** Start of TASK DATA **

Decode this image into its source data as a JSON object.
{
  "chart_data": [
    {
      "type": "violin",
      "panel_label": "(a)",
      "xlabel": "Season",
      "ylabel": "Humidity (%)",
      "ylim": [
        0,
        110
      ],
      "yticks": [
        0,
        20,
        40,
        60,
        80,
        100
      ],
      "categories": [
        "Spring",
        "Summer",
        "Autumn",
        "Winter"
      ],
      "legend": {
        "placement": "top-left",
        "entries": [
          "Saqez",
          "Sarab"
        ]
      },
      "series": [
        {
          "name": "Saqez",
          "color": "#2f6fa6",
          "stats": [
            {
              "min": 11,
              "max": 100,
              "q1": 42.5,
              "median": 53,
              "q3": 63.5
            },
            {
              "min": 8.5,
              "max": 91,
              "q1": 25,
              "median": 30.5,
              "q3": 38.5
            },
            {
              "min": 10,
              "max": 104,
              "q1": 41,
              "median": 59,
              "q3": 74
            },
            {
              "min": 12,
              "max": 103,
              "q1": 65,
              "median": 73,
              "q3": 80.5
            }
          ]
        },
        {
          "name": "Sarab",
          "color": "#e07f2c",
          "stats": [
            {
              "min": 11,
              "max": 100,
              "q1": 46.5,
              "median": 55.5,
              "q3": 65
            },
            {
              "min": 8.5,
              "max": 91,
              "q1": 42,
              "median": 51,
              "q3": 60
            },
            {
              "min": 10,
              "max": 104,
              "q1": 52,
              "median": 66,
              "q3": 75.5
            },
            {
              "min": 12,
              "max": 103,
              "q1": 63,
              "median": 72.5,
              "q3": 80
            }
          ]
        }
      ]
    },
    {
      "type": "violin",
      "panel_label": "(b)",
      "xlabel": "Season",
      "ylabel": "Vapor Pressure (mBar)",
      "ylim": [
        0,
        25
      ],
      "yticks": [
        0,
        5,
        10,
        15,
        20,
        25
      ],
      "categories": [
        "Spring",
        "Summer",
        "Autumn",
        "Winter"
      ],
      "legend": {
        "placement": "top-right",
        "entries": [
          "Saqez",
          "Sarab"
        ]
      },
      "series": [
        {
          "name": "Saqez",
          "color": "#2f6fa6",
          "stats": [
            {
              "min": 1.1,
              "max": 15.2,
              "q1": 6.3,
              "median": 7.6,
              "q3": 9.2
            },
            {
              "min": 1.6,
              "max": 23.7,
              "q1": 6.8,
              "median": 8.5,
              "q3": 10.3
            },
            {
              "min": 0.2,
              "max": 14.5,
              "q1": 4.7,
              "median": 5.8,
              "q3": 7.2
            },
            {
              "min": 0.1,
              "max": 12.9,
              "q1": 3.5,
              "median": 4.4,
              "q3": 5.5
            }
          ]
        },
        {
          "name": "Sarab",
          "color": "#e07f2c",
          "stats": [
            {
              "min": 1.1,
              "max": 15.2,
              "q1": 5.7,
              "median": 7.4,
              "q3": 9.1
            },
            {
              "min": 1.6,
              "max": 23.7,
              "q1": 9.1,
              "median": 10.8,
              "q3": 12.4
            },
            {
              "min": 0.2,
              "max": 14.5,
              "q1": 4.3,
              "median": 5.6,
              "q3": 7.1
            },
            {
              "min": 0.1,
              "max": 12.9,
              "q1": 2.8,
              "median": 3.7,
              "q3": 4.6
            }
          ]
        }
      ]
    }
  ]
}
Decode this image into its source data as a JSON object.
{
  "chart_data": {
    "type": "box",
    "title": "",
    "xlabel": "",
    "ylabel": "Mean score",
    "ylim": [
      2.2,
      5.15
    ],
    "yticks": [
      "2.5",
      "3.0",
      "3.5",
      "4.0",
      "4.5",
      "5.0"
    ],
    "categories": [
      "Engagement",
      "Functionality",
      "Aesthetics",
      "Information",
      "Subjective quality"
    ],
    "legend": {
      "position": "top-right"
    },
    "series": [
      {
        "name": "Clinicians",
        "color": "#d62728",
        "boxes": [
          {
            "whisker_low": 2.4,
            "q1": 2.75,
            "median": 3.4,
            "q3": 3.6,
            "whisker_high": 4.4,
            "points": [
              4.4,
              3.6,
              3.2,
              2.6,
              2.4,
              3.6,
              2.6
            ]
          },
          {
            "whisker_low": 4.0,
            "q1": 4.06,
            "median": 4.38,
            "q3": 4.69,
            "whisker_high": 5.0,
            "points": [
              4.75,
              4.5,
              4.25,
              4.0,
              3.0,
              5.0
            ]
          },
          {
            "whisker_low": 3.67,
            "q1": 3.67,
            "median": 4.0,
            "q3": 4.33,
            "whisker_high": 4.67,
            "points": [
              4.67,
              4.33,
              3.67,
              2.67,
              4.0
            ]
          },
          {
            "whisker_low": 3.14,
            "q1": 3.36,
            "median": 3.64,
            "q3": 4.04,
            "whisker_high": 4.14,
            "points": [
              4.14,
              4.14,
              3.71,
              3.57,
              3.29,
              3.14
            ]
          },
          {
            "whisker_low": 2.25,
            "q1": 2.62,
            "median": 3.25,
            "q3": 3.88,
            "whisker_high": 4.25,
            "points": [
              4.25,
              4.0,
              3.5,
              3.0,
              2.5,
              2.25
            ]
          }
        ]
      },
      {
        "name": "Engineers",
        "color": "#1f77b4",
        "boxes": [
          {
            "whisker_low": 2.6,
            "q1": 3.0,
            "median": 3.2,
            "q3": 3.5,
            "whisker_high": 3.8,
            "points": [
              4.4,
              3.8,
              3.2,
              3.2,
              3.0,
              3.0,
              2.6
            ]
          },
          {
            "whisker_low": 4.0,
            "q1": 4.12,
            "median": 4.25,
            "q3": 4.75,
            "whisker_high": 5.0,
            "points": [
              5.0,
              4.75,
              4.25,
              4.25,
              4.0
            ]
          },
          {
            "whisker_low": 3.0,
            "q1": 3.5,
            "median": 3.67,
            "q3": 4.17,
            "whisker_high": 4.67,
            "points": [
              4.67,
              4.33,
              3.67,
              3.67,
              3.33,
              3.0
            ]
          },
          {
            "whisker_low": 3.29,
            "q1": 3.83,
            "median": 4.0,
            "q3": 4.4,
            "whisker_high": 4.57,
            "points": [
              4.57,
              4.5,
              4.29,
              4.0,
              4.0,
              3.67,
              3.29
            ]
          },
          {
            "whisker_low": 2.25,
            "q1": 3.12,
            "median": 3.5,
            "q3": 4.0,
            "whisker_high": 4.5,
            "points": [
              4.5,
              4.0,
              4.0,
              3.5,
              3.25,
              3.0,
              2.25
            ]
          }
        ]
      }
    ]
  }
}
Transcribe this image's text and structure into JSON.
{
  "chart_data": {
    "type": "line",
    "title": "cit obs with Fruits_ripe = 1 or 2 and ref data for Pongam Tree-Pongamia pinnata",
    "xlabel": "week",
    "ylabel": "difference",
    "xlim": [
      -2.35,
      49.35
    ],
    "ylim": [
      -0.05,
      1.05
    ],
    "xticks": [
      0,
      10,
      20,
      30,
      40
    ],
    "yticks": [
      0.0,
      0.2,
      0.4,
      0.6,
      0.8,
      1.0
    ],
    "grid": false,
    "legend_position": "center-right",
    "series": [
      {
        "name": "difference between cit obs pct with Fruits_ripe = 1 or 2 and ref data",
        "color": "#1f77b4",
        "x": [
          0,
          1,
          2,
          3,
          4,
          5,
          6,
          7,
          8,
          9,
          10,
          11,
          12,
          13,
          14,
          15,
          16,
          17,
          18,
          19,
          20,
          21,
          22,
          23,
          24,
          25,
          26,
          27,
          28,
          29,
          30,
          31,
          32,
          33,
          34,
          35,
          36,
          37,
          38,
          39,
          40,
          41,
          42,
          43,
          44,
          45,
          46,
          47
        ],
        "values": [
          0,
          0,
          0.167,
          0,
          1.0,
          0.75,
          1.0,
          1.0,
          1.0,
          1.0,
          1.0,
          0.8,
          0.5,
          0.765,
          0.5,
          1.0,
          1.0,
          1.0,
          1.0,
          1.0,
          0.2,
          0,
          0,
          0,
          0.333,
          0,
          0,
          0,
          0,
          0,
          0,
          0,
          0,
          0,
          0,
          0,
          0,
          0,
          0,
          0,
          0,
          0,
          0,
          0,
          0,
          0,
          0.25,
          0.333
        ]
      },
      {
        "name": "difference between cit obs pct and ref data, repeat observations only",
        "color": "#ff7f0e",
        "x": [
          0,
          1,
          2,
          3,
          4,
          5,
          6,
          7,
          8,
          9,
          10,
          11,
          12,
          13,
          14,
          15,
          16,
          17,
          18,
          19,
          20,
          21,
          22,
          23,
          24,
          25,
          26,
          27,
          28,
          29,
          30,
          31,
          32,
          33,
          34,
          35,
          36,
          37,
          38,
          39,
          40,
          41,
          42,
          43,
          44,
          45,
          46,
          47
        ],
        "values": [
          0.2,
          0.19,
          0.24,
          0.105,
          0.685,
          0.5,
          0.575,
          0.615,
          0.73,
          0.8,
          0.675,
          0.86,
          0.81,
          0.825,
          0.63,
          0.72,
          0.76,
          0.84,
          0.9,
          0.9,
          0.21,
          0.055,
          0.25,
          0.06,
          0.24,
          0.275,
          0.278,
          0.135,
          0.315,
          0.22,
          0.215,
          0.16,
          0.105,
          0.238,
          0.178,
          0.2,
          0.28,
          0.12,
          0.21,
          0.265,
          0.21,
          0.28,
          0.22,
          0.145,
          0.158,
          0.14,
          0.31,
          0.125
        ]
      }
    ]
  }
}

** End of TASK DATA **

• [STATED TASK]: Go through the listing above and pull out each line containing the word "name".

• [SOLUTION TO THE PROBLEM]:
          "name": "Saqez",
          "name": "Sarab",
          "name": "Saqez",
          "name": "Sarab",
        "name": "Clinicians",
        "name": "Engineers",
        "name": "difference between cit obs pct with Fruits_ripe = 1 or 2 and ref data",
        "name": "difference between cit obs pct and ref data, repeat observations only",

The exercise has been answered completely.